- Stated problem -
Find the lines that include the string "Indicate" and report how many there are. Give no other text.

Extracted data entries
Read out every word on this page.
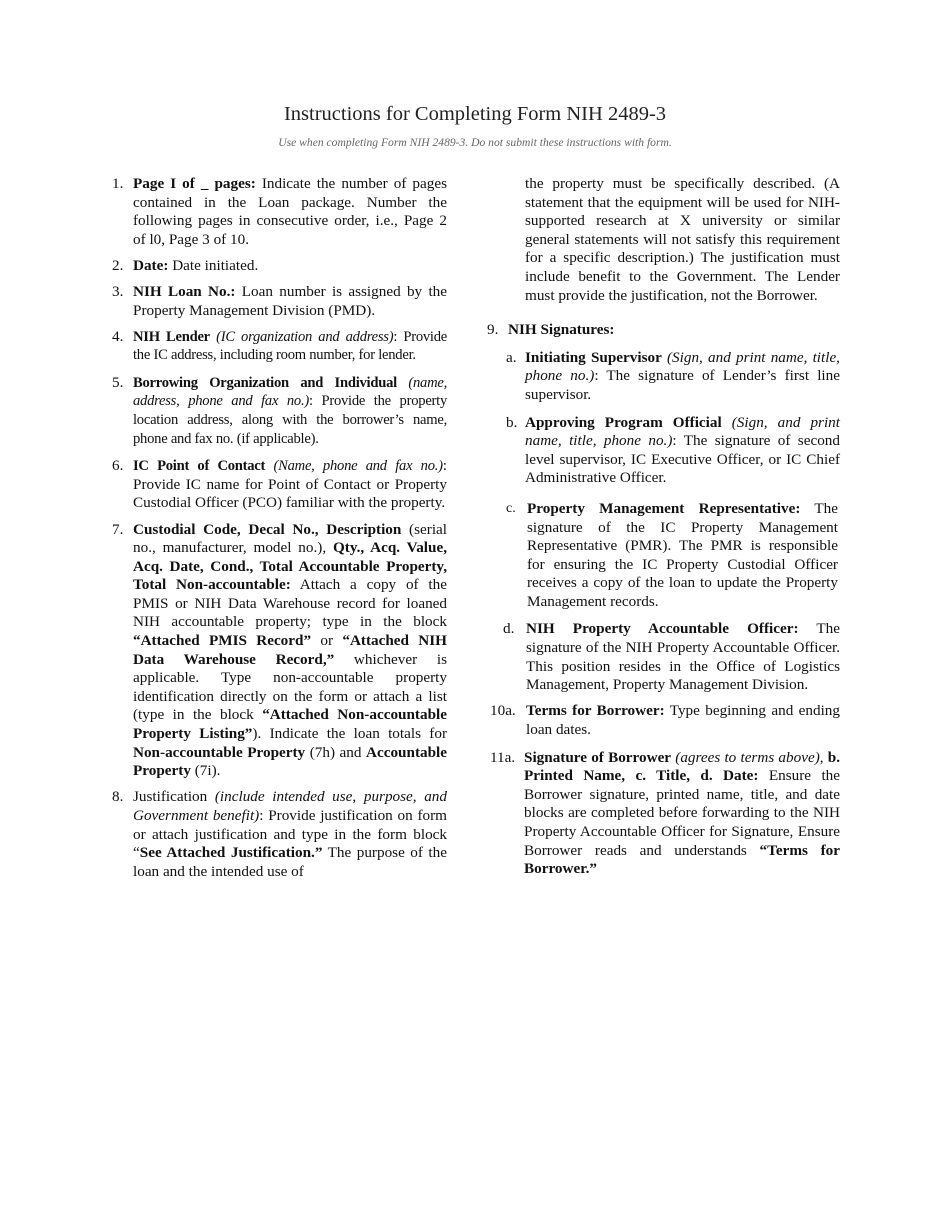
Instructions for Completing Form NIH 2489-3
Use when completing Form NIH 2489-3. Do not submit these instructions with form.
1. Page I of _ pages: Indicate the number of pages contained in the Loan package. Number the following pages in consecutive order, i.e., Page 2 of l0, Page 3 of 10.

2. Date: Date initiated.

3. NIH Loan No.: Loan number is assigned by the Property Management Division (PMD).

4. NIH Lender (IC organization and address): Provide the IC address, including room number, for lender.

5. Borrowing Organization and Individual (name, address, phone and fax no.): Provide the property location address, along with the borrower’s name, phone and fax no. (if applicable).

6. IC Point of Contact (Name, phone and fax no.): Provide IC name for Point of Contact or Property Custodial Officer (PCO) familiar with the property.

7. Custodial Code, Decal No., Description (serial no., manufacturer, model no.), Qty., Acq. Value, Acq. Date, Cond., Total Accountable Property, Total Non-accountable: Attach a copy of the PMIS or NIH Data Warehouse record for loaned NIH accountable property; type in the block “Attached PMIS Record” or “Attached NIH Data Warehouse Record,” whichever is applicable. Type non-accountable property identification directly on the form or attach a list (type in the block “Attached Non-accountable Property Listing”). Indicate the loan totals for Non-accountable Property (7h) and Accountable Property (7i).

8. Justification (include intended use, purpose, and Government benefit): Provide justification on form or attach justification and type in the form block “See Attached Justification.” The purpose of the loan and the intended use of

the property must be specifically described. (A statement that the equipment will be used for NIH-supported research at X university or similar general statements will not satisfy this requirement for a specific description.) The justification must include benefit to the Government. The Lender must provide the justification, not the Borrower.

9. NIH Signatures:

a. Initiating Supervisor (Sign, and print name, title, phone no.): The signature of Lender’s first line supervisor.

b. Approving Program Official (Sign, and print name, title, phone no.): The signature of second level supervisor, IC Executive Officer, or IC Chief Administrative Officer.

c. Property Management Representative: The signature of the IC Property Management Representative (PMR). The PMR is responsible for ensuring the IC Property Custodial Officer receives a copy of the loan to update the Property Management records.

d. NIH Property Accountable Officer: The signature of the NIH Property Accountable Officer. This position resides in the Office of Logistics Management, Property Management Division.

10a. Terms for Borrower: Type beginning and ending loan dates.

11a. Signature of Borrower (agrees to terms above), b. Printed Name, c. Title, d. Date: Ensure the Borrower signature, printed name, title, and date blocks are completed before forwarding to the NIH Property Accountable Officer for Signature, Ensure Borrower reads and understands “Terms for Borrower.”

- Response below -
2